> To do: Find each line containing the string "剩余金额". Copy it.

> Task input:
+ + +
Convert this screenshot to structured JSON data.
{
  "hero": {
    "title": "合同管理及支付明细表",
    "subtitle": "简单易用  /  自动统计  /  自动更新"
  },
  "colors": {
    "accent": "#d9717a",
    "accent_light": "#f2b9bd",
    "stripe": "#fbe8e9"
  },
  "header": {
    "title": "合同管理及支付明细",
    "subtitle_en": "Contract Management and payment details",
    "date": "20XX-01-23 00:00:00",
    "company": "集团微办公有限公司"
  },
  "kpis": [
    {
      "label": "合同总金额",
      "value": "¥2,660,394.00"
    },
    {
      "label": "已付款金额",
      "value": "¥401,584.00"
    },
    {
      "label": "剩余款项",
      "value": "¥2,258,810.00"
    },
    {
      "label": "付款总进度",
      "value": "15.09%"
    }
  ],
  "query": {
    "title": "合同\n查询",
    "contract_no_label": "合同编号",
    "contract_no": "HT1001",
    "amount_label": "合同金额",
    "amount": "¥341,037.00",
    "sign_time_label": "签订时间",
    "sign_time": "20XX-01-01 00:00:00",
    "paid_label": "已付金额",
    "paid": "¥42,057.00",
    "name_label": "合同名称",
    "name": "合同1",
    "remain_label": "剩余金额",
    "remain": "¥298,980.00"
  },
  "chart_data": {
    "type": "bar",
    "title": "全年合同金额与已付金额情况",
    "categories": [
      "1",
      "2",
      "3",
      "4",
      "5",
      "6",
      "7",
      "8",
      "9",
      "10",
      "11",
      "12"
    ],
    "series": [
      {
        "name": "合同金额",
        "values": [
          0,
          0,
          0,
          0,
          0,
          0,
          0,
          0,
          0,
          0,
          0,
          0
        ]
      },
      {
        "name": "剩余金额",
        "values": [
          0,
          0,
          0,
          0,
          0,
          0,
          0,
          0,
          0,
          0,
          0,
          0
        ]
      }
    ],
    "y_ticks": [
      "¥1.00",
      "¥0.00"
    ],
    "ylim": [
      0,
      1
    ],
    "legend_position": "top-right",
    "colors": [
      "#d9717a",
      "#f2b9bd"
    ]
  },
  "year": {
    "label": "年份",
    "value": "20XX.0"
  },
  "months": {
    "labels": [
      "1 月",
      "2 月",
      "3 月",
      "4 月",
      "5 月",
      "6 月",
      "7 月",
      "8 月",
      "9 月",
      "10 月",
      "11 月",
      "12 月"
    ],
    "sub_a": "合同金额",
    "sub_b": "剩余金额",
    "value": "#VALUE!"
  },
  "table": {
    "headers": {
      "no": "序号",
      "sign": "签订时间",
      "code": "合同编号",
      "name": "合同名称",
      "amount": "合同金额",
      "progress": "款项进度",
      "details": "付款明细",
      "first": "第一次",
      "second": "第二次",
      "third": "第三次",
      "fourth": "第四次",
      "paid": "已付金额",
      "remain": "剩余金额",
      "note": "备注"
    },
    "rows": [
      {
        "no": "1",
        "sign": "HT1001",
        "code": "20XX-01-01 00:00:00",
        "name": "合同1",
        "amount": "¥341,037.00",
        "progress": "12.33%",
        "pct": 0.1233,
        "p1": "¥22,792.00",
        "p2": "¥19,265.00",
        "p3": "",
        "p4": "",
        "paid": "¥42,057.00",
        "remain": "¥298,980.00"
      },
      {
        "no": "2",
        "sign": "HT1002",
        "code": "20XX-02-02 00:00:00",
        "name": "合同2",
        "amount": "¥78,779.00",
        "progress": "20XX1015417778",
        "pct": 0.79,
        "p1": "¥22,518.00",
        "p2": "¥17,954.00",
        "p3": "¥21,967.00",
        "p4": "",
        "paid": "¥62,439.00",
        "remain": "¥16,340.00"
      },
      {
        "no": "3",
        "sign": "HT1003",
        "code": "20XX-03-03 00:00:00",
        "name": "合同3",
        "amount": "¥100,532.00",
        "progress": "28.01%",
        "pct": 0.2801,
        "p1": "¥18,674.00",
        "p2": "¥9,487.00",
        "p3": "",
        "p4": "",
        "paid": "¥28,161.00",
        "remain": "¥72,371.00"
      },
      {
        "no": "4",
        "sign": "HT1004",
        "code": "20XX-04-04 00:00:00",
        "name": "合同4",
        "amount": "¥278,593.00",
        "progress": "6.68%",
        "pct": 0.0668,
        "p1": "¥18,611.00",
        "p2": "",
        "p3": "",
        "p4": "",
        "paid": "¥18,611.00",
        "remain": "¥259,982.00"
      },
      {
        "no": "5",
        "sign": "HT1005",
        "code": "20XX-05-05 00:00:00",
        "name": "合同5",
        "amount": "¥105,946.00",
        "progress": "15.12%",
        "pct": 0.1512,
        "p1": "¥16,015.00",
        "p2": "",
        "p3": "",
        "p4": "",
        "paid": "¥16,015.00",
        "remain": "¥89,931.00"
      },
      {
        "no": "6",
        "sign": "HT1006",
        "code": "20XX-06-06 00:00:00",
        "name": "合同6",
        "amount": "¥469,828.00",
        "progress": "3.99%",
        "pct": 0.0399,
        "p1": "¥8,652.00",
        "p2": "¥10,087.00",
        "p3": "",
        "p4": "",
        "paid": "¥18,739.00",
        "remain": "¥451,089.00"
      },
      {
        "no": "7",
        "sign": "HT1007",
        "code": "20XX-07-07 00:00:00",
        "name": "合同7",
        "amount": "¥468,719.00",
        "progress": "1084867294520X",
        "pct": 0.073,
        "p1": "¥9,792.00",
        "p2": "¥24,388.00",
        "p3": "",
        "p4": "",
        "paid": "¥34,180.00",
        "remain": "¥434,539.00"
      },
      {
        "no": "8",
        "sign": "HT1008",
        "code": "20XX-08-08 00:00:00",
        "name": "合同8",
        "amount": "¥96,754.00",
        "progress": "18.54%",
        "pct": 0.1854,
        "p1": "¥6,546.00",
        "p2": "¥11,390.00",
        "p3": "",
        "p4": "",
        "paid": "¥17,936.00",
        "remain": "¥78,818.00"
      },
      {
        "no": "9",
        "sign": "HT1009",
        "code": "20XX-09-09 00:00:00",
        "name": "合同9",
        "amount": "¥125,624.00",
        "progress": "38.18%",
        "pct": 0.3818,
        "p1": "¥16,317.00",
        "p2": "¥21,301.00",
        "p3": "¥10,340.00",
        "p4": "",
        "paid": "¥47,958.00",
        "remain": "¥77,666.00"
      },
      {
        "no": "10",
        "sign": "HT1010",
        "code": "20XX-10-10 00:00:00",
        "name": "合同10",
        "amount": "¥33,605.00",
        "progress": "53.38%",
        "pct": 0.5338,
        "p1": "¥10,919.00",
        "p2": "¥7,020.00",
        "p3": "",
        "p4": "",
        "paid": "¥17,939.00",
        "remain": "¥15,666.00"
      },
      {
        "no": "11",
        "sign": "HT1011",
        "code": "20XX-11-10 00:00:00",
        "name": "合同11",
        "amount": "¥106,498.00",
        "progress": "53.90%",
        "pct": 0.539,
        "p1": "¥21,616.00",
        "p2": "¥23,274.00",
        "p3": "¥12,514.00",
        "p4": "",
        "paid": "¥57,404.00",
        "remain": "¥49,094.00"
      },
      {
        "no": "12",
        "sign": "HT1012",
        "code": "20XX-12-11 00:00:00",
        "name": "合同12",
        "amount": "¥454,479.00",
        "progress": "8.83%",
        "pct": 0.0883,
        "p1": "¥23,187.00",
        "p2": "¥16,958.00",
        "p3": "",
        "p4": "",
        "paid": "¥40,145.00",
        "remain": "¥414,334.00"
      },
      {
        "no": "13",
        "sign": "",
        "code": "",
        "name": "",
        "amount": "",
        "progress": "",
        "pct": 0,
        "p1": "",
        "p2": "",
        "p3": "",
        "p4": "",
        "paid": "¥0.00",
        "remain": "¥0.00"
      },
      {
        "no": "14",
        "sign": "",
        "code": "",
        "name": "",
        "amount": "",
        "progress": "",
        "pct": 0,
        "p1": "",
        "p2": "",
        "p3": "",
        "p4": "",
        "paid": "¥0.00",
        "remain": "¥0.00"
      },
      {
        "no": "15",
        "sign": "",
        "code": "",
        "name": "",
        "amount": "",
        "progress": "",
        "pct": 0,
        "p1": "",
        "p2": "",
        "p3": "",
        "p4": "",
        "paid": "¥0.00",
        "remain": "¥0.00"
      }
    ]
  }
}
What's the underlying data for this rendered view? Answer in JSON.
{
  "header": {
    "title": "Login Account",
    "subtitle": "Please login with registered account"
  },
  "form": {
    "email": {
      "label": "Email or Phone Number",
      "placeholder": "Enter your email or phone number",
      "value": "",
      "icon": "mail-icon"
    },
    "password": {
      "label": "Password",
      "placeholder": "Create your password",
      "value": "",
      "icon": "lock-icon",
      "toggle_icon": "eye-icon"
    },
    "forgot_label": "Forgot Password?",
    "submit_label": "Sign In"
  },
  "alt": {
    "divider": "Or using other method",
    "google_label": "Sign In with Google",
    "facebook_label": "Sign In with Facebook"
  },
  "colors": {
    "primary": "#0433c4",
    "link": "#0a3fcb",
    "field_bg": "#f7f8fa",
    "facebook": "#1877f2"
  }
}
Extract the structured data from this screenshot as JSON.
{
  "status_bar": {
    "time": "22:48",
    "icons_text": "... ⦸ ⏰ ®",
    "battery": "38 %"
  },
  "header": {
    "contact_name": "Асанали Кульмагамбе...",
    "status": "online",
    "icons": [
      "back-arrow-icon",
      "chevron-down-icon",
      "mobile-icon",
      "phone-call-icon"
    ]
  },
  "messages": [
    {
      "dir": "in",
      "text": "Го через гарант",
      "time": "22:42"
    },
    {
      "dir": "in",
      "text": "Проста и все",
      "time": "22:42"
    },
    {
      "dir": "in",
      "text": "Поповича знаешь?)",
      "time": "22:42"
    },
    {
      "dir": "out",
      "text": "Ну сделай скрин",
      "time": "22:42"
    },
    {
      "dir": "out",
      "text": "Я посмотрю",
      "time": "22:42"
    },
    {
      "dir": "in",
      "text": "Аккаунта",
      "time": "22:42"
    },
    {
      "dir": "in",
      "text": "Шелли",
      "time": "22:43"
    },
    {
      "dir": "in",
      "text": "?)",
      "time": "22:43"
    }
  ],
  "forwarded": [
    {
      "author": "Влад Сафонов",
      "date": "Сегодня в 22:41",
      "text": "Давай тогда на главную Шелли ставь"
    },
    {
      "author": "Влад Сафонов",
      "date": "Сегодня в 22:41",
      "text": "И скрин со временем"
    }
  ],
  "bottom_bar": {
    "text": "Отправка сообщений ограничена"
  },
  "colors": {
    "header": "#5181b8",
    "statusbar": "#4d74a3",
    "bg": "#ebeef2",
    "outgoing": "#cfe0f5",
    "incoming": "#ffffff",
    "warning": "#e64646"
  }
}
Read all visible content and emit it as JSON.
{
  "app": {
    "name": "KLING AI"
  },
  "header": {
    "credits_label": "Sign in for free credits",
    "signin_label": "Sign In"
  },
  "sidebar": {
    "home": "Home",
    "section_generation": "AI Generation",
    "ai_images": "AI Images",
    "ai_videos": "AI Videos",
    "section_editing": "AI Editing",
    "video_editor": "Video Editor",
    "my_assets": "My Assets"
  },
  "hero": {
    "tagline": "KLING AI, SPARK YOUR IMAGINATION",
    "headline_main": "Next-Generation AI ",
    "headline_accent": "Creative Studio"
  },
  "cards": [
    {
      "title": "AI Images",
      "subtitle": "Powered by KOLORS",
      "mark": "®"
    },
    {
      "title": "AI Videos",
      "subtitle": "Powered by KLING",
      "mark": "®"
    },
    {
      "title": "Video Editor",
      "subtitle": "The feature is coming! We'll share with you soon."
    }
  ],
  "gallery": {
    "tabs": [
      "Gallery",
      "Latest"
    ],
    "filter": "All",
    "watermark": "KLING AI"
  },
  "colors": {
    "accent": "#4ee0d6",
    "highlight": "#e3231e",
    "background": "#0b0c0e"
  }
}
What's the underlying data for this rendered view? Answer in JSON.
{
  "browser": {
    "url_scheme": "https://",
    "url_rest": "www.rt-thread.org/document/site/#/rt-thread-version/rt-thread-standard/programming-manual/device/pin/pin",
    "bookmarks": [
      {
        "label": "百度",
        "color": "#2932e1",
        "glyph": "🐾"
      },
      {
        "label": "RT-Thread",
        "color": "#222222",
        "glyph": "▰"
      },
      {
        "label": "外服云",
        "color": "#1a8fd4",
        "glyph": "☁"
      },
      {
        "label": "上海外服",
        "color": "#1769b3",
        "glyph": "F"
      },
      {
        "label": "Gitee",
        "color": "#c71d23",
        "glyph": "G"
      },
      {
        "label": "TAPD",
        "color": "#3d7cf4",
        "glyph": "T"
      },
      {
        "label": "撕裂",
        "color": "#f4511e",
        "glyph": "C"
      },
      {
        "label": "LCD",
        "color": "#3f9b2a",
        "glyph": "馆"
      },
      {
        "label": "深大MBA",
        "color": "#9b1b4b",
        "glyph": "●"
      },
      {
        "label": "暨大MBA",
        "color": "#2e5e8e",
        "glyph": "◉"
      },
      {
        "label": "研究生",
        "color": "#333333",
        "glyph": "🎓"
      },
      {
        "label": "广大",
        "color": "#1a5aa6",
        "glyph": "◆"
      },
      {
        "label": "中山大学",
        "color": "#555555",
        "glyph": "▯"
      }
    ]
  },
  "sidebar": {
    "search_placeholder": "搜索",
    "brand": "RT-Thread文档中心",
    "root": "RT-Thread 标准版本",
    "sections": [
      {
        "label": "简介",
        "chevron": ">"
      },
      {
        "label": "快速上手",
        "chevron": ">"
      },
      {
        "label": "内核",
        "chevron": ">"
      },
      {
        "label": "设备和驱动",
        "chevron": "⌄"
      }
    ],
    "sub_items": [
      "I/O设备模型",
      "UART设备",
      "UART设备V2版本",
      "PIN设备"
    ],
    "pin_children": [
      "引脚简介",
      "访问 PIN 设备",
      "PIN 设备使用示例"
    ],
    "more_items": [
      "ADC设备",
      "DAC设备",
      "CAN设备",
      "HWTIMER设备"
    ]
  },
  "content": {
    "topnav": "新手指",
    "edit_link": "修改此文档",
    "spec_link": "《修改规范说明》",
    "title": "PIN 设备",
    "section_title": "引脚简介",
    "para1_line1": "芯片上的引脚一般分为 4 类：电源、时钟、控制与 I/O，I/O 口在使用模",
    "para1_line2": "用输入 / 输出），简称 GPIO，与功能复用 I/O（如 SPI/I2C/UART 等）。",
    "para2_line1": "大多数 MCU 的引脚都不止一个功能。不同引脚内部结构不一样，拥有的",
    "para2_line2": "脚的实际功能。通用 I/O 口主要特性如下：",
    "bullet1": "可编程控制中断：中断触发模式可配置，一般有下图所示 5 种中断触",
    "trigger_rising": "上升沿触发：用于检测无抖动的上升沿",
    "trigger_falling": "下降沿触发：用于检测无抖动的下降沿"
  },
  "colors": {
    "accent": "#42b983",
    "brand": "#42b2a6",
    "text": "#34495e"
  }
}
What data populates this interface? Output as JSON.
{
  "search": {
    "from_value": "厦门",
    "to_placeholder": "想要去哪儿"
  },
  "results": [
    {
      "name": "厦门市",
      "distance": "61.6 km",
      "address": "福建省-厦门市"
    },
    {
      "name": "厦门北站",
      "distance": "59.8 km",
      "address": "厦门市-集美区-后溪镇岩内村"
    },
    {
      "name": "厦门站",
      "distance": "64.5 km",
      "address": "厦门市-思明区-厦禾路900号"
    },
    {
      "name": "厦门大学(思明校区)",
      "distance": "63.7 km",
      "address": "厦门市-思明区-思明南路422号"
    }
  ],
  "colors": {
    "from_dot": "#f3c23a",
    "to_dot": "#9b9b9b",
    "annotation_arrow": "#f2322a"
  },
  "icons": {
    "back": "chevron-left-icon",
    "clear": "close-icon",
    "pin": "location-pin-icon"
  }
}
+ + +
> Solution for this task:
    "remain_label": "剩余金额",
        "name": "剩余金额",
    "sub_b": "剩余金额",
      "remain": "剩余金额",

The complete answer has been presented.